**Task instructions**
Scan the records below for the word "Simultaneous". Copy each line where it appears.
··· Task material
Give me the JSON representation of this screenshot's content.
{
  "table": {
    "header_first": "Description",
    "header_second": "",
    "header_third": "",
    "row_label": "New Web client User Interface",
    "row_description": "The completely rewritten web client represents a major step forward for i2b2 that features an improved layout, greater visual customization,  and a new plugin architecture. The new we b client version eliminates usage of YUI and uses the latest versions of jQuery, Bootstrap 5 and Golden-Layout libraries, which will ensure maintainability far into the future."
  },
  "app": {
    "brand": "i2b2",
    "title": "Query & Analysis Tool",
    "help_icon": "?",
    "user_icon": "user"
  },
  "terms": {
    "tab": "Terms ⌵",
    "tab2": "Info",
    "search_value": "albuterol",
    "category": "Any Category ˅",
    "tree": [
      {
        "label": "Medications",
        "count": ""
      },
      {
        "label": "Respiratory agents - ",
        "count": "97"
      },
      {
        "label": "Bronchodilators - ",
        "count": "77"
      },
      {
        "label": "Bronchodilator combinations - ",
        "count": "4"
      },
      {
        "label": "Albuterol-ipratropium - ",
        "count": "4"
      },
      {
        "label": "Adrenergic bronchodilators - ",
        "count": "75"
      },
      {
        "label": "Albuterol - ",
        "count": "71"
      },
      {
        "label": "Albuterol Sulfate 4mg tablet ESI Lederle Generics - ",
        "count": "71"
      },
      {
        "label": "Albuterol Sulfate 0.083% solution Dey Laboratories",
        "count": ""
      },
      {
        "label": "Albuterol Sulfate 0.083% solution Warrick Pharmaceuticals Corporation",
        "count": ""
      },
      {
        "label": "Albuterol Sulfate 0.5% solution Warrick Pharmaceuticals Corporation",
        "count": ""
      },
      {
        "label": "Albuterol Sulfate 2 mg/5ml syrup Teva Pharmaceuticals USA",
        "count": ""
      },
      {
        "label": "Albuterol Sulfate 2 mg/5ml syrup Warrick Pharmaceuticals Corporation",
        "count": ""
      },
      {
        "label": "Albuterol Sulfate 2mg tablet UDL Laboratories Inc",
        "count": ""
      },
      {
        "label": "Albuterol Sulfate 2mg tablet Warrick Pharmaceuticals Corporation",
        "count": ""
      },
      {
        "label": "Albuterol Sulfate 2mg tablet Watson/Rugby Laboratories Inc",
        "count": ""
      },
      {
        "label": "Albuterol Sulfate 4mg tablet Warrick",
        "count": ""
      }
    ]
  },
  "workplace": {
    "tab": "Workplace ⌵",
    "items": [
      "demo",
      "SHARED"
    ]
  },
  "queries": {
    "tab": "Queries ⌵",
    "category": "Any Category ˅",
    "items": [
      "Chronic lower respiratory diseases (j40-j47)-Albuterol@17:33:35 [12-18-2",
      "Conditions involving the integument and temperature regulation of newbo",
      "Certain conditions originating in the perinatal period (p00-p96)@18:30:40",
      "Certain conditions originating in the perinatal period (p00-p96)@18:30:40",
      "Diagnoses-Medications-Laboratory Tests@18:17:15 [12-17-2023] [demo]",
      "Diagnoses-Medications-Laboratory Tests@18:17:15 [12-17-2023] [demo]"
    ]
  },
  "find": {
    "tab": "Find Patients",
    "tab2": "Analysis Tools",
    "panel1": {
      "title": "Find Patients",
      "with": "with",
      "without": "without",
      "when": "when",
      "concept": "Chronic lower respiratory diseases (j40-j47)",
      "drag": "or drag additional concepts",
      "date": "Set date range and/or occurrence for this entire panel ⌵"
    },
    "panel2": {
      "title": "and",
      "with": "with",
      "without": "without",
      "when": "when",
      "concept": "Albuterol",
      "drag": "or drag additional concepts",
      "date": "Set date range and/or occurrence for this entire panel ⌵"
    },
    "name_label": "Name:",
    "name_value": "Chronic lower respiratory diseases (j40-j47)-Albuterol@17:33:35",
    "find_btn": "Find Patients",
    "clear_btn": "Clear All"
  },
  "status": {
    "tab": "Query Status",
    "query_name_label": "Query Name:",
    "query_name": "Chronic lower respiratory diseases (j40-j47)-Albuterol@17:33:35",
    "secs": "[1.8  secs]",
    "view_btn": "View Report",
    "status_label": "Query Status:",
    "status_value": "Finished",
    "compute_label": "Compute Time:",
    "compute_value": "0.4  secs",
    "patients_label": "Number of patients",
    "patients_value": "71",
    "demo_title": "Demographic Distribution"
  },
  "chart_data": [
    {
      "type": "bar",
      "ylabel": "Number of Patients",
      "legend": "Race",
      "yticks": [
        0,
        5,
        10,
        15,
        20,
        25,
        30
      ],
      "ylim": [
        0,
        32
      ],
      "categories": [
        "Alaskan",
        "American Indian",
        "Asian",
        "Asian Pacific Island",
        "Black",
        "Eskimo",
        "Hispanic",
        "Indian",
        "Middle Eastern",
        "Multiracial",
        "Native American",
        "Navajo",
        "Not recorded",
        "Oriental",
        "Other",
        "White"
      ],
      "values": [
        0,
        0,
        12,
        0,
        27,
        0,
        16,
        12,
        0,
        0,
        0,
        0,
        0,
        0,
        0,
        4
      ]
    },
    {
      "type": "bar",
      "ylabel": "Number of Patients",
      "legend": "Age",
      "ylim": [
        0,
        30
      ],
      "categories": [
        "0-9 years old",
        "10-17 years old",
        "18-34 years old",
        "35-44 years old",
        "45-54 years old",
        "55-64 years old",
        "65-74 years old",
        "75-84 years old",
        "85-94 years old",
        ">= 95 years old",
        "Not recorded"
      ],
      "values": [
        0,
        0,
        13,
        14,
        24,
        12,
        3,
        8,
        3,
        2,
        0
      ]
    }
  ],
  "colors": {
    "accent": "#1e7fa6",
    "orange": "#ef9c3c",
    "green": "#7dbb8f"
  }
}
······
··· Task material
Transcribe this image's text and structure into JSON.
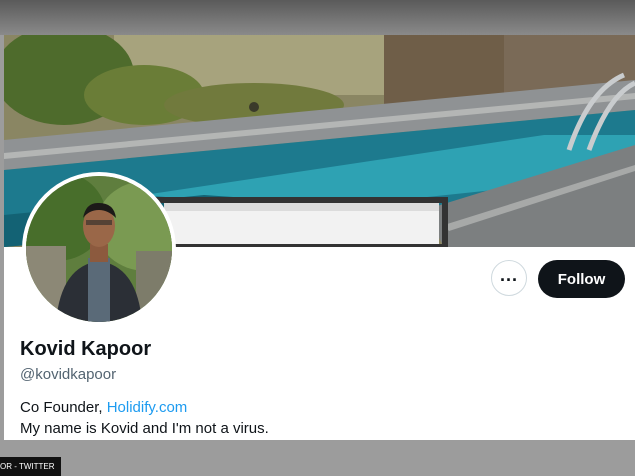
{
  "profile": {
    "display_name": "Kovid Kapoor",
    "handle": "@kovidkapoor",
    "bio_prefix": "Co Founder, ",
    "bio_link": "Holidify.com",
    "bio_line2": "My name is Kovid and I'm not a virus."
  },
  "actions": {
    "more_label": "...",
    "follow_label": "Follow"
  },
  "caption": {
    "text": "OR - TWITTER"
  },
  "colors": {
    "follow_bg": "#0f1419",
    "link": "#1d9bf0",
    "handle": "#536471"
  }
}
······
··· Task material
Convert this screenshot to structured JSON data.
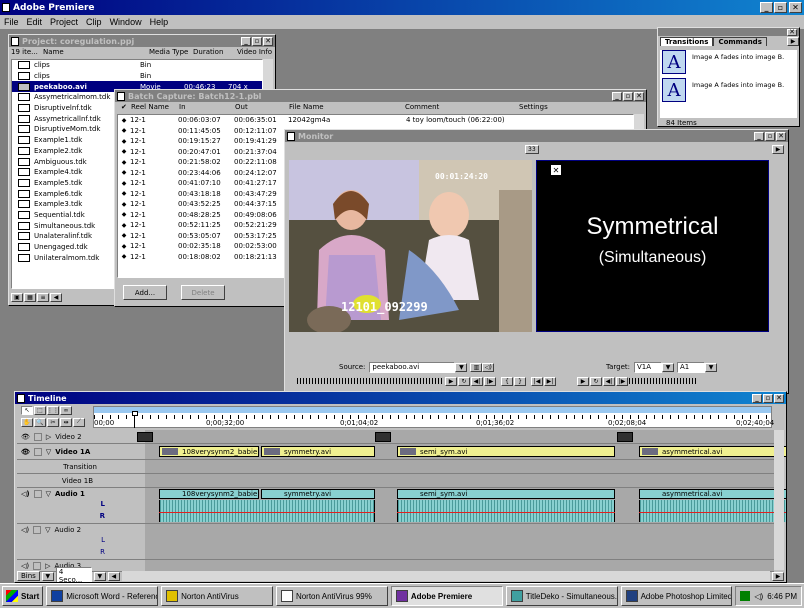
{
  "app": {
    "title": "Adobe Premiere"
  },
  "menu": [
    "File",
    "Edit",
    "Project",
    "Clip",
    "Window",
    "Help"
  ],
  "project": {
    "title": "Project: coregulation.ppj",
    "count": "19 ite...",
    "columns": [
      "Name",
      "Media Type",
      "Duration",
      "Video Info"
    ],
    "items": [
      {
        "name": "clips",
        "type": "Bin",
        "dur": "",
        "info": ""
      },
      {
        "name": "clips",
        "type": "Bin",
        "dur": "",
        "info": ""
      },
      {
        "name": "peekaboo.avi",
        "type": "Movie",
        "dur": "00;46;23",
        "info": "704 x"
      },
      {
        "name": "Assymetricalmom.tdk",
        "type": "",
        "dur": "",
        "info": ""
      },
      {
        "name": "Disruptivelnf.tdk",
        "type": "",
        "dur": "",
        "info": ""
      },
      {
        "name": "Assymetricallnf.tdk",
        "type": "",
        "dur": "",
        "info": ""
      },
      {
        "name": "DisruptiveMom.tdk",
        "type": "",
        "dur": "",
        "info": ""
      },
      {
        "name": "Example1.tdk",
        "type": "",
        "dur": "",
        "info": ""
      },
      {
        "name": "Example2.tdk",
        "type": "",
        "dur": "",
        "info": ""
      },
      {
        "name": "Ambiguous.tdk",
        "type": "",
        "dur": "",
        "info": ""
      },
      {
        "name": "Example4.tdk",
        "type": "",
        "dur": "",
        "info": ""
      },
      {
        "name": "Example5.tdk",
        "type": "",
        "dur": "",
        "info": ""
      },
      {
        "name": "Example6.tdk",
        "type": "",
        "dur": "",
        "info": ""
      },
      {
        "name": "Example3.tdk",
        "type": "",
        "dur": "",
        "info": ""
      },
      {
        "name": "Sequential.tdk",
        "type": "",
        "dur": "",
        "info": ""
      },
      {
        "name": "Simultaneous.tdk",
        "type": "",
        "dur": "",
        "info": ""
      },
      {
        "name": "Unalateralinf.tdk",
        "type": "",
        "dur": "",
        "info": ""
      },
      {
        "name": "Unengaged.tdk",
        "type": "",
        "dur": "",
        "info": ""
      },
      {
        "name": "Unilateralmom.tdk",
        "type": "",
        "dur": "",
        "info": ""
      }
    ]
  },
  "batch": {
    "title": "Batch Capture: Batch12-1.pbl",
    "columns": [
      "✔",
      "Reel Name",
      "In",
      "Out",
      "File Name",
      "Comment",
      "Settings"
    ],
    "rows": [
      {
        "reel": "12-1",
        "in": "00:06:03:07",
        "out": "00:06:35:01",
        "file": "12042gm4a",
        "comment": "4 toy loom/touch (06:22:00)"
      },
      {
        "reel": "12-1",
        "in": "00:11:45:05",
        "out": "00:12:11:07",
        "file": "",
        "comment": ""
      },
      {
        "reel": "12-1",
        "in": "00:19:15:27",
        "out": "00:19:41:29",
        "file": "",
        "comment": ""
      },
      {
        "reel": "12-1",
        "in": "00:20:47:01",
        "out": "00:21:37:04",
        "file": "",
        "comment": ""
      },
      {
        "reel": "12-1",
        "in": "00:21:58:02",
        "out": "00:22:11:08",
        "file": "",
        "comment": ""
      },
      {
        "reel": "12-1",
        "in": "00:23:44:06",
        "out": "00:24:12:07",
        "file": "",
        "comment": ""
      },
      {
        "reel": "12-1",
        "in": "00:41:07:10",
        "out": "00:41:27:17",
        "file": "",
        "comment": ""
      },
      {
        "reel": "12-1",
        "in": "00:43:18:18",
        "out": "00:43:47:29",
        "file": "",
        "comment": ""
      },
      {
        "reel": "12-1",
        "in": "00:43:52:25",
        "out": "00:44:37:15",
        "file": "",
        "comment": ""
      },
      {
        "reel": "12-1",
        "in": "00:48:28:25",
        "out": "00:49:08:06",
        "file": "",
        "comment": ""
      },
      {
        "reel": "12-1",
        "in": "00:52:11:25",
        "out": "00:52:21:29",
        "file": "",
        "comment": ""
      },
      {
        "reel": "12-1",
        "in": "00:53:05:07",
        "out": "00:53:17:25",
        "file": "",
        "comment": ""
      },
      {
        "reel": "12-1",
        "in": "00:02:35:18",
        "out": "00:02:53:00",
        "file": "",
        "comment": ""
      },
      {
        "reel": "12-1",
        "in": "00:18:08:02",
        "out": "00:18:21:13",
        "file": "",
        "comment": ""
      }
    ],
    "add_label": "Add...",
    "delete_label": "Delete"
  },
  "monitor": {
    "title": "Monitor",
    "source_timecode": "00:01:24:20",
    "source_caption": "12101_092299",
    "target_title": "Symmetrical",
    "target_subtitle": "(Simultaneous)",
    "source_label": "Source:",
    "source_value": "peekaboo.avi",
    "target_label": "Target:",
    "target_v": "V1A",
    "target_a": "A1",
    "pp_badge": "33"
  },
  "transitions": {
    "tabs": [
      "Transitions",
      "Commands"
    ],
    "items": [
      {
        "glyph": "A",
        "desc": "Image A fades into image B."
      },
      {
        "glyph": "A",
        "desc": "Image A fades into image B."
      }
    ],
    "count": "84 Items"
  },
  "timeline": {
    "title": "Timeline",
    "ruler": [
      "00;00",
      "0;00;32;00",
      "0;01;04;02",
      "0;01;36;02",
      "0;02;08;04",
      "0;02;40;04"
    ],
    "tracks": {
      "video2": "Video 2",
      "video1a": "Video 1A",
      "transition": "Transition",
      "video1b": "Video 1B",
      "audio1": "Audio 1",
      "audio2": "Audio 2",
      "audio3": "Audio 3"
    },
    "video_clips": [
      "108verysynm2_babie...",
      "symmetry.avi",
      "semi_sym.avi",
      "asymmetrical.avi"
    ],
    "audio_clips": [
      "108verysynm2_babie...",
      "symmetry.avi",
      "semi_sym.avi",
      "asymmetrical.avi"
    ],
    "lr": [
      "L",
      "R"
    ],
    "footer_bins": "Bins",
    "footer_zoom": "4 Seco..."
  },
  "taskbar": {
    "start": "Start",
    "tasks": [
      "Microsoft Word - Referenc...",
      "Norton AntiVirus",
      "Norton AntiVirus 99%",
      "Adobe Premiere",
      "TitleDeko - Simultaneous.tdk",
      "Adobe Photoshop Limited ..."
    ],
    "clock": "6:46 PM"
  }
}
······
**Output**
        "name": "Simultaneous.tdk",
    "target_subtitle": "(Simultaneous)",
      "TitleDeko - Simultaneous.tdk",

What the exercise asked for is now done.